**What the task requires:** Reproduce word for word the lines in the records below, starting with the line that contains "610, 877, 616]" and going on through the line that contains "svg-text:Open: Open: [844, 462, 855, 467]", both included.
— BEGIN —
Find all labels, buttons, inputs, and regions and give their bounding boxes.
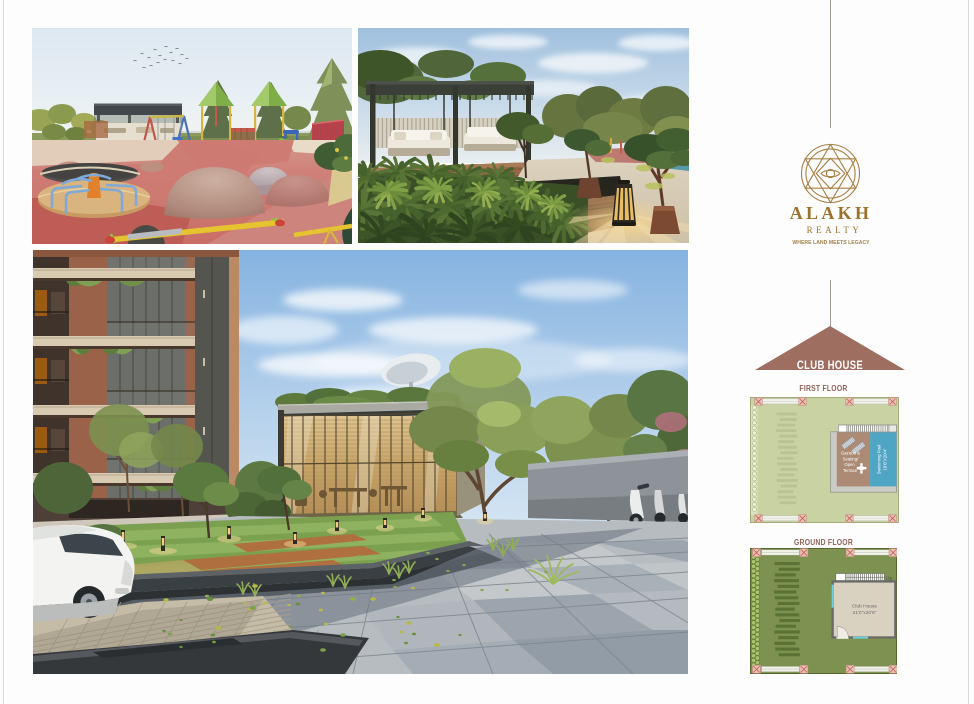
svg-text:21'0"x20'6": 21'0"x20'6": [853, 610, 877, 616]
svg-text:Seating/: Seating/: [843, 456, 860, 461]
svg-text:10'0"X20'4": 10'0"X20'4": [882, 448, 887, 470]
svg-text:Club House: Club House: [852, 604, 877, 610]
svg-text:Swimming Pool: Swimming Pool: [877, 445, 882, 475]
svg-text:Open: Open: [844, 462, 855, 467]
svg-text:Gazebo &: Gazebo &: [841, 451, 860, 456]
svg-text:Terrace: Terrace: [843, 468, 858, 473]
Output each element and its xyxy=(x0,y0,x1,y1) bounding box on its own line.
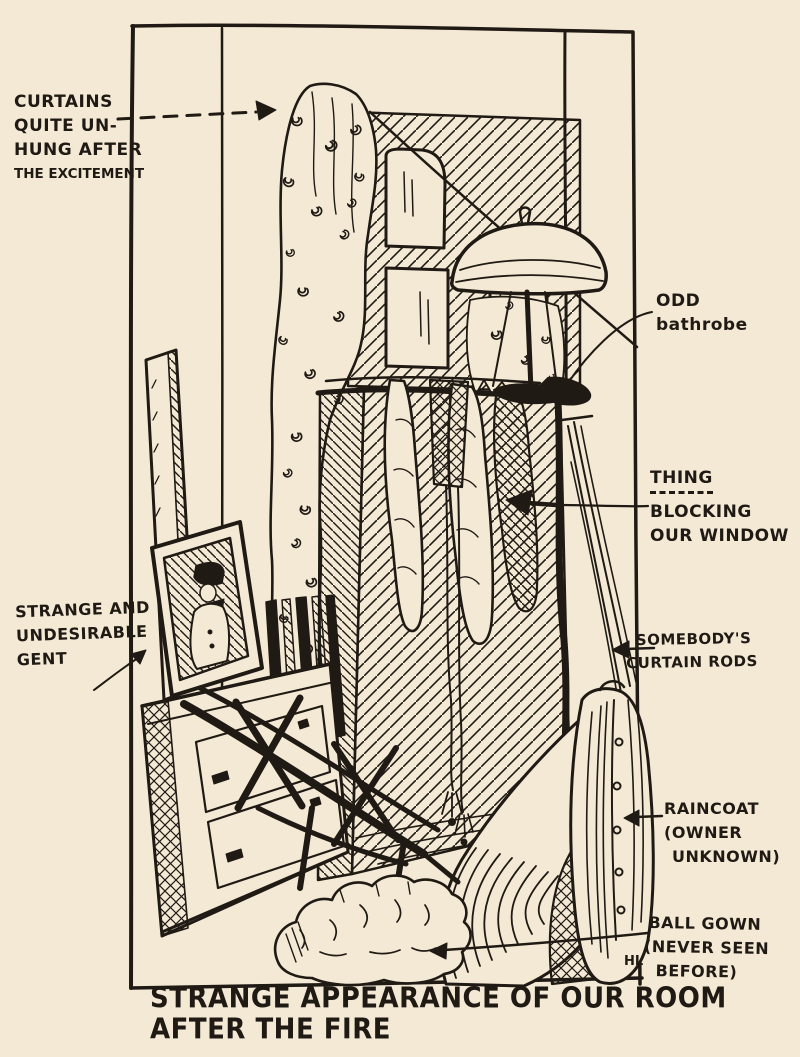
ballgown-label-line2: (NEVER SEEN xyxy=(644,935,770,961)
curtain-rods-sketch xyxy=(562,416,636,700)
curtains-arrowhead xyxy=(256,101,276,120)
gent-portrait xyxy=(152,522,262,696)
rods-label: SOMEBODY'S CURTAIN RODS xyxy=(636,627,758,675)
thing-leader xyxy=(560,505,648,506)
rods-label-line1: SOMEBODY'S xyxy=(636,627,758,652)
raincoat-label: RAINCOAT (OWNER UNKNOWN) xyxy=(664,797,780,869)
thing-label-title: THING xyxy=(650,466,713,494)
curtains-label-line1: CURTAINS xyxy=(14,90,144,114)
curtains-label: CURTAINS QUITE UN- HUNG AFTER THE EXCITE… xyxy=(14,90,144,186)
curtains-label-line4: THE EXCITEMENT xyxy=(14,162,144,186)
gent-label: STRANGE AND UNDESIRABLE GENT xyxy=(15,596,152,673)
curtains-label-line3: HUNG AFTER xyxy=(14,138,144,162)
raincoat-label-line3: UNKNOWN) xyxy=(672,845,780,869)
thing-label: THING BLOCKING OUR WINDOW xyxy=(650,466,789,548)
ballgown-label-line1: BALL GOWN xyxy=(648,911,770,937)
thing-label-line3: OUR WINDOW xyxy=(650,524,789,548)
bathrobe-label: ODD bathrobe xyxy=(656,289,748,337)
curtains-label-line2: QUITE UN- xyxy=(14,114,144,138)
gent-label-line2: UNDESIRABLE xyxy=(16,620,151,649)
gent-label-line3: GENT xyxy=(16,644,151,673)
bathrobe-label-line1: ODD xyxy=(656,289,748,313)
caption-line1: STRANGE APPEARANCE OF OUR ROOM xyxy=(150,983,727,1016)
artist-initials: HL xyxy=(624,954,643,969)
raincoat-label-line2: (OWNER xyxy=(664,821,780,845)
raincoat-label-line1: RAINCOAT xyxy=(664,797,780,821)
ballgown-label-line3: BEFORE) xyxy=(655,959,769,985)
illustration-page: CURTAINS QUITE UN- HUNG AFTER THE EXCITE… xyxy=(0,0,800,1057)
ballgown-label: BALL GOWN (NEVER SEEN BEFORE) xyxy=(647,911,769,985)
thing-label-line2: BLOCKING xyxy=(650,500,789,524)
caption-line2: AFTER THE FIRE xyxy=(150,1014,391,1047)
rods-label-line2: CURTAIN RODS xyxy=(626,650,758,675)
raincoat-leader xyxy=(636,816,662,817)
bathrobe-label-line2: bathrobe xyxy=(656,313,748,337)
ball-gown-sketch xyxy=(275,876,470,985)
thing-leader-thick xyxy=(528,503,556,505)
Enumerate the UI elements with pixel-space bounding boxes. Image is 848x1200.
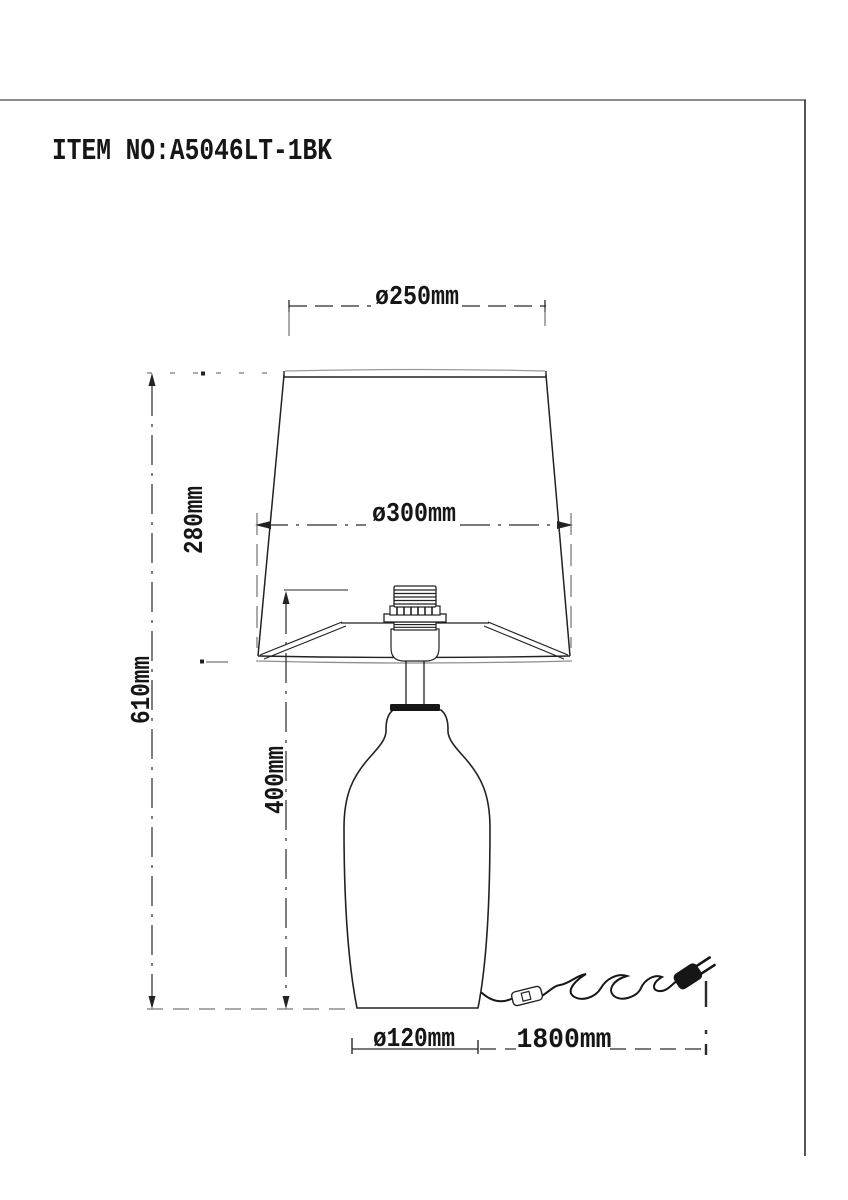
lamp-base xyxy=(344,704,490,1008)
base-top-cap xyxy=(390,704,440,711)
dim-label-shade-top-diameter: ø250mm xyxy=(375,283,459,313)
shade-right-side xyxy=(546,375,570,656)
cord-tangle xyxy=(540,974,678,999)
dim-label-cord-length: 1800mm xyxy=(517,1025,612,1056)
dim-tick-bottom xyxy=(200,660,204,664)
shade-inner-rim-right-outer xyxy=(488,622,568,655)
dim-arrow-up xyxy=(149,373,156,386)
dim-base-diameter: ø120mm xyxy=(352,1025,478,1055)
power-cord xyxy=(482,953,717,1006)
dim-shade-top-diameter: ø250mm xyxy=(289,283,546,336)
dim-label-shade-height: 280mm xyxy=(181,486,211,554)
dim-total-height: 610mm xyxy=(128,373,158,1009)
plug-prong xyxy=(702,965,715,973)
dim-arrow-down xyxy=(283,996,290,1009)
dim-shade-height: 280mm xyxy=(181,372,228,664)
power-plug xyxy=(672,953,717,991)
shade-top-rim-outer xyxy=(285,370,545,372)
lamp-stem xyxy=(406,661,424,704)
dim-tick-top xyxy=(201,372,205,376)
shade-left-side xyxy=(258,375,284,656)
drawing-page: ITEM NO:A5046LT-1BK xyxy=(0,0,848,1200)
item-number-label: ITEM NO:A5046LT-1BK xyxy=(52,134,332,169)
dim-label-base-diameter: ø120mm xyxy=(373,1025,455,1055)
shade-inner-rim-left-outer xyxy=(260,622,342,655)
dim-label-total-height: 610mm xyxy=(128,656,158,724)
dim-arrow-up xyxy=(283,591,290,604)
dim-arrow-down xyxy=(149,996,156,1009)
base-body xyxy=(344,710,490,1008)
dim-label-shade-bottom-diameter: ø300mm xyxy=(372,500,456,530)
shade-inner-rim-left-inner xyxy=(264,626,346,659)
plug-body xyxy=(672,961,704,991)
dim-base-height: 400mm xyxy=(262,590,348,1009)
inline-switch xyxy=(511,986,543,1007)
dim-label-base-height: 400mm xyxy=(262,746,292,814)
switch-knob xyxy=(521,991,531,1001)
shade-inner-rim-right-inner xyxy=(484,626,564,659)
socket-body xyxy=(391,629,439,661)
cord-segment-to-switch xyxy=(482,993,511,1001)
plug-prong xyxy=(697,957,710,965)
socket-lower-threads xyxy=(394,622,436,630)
— END —
— BEGIN —
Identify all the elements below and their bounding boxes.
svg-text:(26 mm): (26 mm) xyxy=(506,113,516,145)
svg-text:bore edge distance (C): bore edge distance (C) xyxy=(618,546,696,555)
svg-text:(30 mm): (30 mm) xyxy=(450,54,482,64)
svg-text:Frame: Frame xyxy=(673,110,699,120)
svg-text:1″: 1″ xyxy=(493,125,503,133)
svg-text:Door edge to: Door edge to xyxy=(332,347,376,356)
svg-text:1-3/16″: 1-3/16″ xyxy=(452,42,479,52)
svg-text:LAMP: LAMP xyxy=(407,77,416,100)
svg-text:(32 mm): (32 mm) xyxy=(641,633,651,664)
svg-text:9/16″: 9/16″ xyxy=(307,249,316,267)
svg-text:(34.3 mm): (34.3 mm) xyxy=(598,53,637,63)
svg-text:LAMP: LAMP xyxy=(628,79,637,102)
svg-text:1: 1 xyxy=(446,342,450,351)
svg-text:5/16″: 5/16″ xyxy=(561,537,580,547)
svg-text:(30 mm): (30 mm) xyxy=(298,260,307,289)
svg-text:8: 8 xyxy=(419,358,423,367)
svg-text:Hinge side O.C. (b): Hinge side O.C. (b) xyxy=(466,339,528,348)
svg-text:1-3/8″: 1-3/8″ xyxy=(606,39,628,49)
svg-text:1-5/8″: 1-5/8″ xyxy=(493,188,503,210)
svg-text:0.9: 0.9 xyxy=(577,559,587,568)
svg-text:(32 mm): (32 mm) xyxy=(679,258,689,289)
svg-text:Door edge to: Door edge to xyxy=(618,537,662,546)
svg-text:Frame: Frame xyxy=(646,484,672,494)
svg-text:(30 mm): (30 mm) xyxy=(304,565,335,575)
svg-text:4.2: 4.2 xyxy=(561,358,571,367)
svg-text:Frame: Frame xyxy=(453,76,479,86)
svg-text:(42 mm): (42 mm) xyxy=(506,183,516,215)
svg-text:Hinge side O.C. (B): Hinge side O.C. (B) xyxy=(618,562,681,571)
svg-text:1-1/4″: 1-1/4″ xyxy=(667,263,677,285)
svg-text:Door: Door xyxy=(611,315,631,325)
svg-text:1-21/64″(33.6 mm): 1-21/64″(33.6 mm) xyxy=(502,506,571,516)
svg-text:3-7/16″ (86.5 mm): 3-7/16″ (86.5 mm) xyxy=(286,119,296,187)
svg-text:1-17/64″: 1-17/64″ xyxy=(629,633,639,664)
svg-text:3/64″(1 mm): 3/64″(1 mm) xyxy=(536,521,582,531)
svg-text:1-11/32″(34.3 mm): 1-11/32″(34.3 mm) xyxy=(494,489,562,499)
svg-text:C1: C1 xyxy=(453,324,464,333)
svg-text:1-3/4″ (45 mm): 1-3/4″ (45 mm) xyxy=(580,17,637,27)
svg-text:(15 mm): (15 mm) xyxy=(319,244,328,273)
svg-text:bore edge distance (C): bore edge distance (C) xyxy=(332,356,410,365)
— END —
— BEGIN —
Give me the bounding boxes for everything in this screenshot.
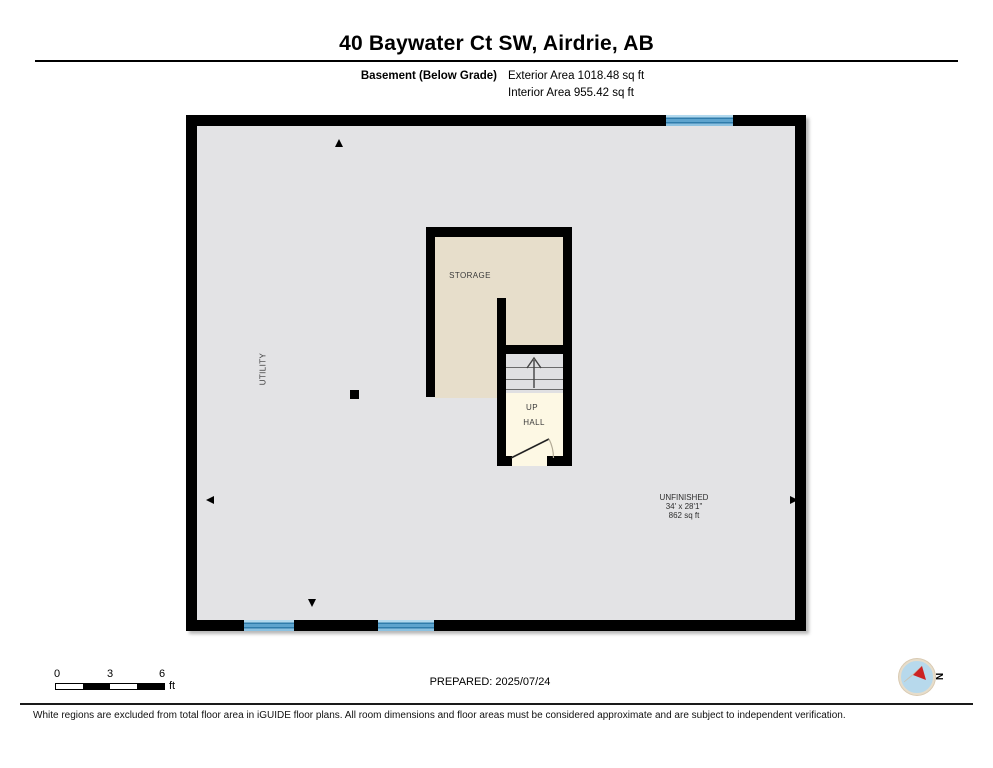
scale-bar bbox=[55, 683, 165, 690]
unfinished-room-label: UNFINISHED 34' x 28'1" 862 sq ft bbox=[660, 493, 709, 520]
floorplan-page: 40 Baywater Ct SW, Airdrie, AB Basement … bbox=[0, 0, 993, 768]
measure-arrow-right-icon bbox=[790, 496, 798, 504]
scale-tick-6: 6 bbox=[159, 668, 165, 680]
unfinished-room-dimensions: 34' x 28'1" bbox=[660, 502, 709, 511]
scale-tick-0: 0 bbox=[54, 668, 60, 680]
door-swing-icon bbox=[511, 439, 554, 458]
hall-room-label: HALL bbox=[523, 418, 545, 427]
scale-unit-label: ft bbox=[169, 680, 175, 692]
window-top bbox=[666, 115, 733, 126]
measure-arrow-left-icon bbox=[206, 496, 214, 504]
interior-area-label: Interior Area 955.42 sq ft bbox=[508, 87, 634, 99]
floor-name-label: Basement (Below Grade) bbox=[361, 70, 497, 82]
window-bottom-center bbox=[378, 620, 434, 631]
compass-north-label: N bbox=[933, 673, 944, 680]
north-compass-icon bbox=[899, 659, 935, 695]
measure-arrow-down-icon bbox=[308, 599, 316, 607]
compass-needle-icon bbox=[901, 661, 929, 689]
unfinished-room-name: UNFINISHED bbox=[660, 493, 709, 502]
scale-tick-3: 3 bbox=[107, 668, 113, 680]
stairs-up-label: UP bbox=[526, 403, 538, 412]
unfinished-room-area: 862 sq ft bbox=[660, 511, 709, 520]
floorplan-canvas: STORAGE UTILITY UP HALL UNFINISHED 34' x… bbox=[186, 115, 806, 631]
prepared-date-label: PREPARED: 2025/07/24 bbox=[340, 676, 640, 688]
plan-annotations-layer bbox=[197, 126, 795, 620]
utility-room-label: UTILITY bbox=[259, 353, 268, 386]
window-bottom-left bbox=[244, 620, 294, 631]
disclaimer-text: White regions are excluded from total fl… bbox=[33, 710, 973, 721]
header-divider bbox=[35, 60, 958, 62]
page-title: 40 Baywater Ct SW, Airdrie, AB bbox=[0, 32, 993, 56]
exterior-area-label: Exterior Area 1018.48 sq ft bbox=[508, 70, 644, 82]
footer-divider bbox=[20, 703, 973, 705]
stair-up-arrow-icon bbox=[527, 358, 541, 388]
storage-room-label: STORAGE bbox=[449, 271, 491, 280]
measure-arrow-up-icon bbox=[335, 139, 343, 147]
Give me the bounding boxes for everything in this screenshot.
— END —
**Written response:**
svg-text:21'0"x20'6": 21'0"x20'6": [853, 610, 877, 616]
svg-text:Seating/: Seating/: [843, 456, 860, 461]
svg-text:10'0"X20'4": 10'0"X20'4": [882, 448, 887, 470]
svg-text:Club House: Club House: [852, 604, 877, 610]
svg-text:Swimming Pool: Swimming Pool: [877, 445, 882, 475]
svg-text:Open: Open: [844, 462, 855, 467]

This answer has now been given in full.